• WHAT IS EXPECTED: In the material below, list every line carrying the string "goal".

— START —

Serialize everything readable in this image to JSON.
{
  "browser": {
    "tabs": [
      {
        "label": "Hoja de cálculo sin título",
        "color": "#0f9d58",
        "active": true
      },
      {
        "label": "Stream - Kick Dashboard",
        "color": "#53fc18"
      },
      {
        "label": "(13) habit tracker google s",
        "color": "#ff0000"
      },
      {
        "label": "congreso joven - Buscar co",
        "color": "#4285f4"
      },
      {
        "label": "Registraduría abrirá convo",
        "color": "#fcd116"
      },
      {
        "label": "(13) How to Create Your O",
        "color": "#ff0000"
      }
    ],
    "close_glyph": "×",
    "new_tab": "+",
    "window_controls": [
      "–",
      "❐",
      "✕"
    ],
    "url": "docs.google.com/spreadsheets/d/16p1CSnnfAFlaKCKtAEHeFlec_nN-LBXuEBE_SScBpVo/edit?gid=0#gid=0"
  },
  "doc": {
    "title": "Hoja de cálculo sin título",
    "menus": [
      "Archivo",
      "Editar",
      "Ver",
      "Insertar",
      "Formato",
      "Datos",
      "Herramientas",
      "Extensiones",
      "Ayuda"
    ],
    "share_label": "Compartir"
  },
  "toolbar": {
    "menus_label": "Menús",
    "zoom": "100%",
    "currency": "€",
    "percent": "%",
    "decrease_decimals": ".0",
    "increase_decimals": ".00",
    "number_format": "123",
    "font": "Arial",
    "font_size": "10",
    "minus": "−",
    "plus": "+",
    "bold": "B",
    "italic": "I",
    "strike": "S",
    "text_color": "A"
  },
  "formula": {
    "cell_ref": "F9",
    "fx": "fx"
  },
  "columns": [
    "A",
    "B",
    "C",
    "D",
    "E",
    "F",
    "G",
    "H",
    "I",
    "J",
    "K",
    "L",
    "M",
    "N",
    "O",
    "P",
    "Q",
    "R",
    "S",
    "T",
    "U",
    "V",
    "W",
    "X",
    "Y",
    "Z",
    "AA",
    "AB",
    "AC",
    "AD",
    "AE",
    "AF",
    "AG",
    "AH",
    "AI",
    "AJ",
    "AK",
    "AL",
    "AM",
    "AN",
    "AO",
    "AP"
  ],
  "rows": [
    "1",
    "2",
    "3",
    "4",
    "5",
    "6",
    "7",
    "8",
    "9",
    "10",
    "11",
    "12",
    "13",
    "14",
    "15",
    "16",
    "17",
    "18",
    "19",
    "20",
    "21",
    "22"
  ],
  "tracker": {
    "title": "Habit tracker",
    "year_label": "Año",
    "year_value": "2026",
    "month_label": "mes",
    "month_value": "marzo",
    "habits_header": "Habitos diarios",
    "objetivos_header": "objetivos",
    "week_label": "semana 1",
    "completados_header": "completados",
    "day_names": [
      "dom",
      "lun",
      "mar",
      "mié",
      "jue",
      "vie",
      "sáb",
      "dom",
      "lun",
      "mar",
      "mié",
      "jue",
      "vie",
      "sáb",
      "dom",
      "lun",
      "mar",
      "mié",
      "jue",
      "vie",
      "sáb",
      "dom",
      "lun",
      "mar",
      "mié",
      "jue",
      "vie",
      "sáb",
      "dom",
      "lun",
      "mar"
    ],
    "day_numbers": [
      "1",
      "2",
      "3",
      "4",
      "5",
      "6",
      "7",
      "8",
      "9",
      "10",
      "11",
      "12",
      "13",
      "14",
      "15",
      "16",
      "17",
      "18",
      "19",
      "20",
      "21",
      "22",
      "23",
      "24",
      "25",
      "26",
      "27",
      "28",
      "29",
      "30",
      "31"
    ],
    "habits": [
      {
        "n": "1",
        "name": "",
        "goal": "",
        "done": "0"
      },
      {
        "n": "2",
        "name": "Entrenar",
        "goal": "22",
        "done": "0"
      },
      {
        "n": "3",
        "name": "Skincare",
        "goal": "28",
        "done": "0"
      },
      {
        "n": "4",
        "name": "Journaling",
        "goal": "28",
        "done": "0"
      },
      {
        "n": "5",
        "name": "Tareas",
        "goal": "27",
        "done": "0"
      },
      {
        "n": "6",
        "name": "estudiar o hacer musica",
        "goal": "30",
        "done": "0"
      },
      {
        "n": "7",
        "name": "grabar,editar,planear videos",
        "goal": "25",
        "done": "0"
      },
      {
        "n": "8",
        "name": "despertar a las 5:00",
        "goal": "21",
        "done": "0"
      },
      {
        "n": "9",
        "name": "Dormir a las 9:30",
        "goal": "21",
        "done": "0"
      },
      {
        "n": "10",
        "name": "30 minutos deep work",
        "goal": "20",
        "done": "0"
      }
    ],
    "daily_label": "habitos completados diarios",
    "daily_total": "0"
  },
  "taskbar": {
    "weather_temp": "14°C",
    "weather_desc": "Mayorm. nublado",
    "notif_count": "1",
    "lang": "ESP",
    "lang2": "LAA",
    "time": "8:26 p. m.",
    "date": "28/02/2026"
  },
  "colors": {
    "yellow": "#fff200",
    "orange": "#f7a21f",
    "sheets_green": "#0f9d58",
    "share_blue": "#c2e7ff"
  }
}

— END —

• ANSWER TO THE EXERCISE:
        "goal": "",
        "goal": "22",
        "goal": "28",
        "goal": "28",
        "goal": "27",
        "goal": "30",
        "goal": "25",
        "goal": "21",
        "goal": "21",
        "goal": "20",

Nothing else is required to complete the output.